**任务集**:
1. 请列出文档节选开头那组键值对中以“root2.”开头的全部键（只写键名，不写值）。
2. 根据文档节选回答：
(a) 键 root1.address.city 的值是什么？
(b) Answer 7 的代码从哪个文件加载 JSON？
(c) Answer 6 的 dict_generator 在值为列表或元组时，调用哪个函数来获得数字索引？

**文档节选**:
Other.Stuff.Here.Key=Value 
root1.height=1.9 
root1.surname=Fabiano 
root1.name=Silos 
root1.address.country=Brazil 
root1.address.x=Pinheiros 
root1.address.city=Sao 
root2.height=1.78 
root2.surname=My 
root2.name=Friend 
root2.address.country=Brazil 
root2.address.detail.neighbourhood=Central 
root2.address.city=Recife 

Answer 6

如果接受的答案对您有用，但您还想要一个完整的、有序的路径，其中包含嵌套数组的数字索引，那么这种轻微的变化将起作用：

def dict_generator(indict, pre=None):
    pre = pre[:] if pre else []
    if isinstance(indict, dict):
        for key, value in indict.items():
            if isinstance(value, dict):
                for d in dict_generator(value,  pre + [key]):
                    yield d
            elif isinstance(value, list) or isinstance(value, tuple):
                for k,v in enumerate(value):
                    for d in dict_generator(v, pre + [key] + [k]):
                        yield d
            else:
                yield pre + [key, value]
    else:
        yield indict

Answer 7

对上述解决方案的一些补充（处理 json 包括列表）

#!/usr/bin/env python

import json

def walk(d):
   global path
   for k,v in d.items():
      if isinstance(v, str) or isinstance(v, int) or isinstance(v, float):
         path.append(k)
         print("{}={}".format(".".join(path), v)) 
         path.pop()
      elif v is None:
         path.append(k)
         # do something special
         path.pop()
      elif isinstance(v, list):
         path.append(k)
         for v_int in v:
            walk(v_int)
         path.pop()
      elif isinstance(v, dict):
         path.append(k)
         walk(v)
         path.pop()
      else:
         print("###Type {} not recognized: {}.{}={}".format(type(v), ".".join(path),k, v))

with open('abc.json') as f:
   myjson = json.load(f)

path = []
walk(myjson)

Answer 8

我更灵活的版本如下：

def walktree(tree, at=lambda node: not isinstance(node, dict), prefix=(), 
                flattennode=lambda node:isinstance(node, (list, tuple, set))):
    """

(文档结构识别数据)
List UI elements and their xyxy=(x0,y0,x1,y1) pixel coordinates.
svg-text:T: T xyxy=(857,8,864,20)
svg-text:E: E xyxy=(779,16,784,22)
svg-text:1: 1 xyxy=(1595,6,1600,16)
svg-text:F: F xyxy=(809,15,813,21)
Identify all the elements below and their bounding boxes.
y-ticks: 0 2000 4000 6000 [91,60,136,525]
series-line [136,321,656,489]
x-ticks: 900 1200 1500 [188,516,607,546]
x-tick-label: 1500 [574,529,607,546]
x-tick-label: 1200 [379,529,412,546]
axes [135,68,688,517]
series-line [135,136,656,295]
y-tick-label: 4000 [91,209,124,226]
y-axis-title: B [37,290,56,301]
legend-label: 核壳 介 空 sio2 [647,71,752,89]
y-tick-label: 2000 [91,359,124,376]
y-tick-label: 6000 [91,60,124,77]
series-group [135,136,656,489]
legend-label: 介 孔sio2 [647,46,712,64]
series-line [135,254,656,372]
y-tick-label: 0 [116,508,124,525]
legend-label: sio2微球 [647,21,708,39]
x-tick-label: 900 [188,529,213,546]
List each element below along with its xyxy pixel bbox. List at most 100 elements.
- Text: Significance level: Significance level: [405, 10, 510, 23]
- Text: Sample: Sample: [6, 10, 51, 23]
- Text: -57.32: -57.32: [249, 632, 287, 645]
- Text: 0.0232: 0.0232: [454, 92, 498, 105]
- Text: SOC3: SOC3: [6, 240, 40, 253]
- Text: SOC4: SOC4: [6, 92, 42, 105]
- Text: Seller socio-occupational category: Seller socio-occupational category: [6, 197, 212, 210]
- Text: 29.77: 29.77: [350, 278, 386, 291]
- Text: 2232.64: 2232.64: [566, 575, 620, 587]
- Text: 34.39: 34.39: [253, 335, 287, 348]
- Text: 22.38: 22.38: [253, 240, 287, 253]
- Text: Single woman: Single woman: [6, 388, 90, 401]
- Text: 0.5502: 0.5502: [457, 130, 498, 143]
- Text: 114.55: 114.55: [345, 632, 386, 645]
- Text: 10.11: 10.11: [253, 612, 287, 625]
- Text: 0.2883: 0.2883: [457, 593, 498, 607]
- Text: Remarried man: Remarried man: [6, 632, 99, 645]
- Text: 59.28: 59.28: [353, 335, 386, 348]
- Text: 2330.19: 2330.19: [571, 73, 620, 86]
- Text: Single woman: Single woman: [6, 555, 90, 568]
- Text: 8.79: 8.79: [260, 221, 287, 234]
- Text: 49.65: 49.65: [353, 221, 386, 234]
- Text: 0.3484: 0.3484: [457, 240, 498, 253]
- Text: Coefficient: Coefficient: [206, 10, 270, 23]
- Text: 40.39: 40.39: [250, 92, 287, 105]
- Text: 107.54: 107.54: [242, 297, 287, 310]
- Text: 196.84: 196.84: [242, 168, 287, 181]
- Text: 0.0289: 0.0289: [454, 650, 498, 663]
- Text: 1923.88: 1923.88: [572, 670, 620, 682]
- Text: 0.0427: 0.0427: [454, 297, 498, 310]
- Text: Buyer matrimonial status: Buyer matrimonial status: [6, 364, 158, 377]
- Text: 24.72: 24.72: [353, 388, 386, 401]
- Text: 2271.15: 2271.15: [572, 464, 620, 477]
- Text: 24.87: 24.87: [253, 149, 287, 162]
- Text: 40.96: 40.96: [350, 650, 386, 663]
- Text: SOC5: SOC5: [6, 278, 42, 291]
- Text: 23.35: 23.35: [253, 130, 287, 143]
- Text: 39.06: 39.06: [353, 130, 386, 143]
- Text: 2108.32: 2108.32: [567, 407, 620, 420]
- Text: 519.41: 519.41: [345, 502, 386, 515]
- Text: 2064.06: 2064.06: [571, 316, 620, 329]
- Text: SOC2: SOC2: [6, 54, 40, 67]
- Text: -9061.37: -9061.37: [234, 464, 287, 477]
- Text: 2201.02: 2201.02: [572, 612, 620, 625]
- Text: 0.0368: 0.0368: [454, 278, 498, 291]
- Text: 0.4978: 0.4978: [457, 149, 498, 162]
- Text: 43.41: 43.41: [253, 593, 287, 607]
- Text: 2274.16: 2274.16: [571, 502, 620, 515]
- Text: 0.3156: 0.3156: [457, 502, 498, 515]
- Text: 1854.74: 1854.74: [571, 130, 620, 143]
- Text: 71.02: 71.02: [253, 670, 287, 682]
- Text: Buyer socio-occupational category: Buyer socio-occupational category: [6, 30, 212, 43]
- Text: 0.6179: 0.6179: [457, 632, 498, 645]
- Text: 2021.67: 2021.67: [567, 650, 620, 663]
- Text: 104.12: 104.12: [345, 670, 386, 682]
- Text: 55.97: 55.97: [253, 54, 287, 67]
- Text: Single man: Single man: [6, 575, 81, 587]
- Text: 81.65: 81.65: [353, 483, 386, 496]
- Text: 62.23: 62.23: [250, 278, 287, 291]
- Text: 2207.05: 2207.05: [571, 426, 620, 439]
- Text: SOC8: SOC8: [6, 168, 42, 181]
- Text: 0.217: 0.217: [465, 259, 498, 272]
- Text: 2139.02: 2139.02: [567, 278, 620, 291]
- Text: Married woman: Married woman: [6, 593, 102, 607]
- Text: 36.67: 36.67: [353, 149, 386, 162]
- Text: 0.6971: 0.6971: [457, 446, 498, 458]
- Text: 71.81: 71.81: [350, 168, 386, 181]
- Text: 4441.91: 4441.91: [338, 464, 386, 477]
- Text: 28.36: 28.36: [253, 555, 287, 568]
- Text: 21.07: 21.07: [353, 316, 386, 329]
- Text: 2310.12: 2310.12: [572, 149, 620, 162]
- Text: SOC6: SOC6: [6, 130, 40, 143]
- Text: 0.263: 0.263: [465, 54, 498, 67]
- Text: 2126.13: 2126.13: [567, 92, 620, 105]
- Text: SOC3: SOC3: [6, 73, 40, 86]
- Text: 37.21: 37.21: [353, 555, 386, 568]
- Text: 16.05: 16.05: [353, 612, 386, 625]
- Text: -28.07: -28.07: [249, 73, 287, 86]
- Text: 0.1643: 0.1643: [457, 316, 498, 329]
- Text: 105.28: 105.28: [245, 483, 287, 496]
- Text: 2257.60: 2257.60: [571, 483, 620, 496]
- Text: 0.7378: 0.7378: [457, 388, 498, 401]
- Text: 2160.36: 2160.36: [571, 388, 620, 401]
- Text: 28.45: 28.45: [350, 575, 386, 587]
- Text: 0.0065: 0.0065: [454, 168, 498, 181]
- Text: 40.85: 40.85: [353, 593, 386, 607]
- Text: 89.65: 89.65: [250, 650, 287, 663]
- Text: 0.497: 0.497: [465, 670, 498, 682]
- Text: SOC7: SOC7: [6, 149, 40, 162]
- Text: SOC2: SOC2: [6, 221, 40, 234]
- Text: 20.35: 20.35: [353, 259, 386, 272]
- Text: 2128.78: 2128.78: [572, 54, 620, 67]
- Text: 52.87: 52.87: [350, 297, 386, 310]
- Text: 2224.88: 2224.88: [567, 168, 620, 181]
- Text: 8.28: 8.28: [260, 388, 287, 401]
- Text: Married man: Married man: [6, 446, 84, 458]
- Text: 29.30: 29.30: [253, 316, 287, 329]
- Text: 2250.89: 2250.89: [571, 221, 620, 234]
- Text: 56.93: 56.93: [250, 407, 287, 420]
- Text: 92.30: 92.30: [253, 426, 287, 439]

**各题答案**:
1.
root2.height
root2.surname
root2.name
root2.address.country
root2.address.detail.neighbourhood
root2.address.city

2.
(a) Sao
(b) abc.json
(c) enumerate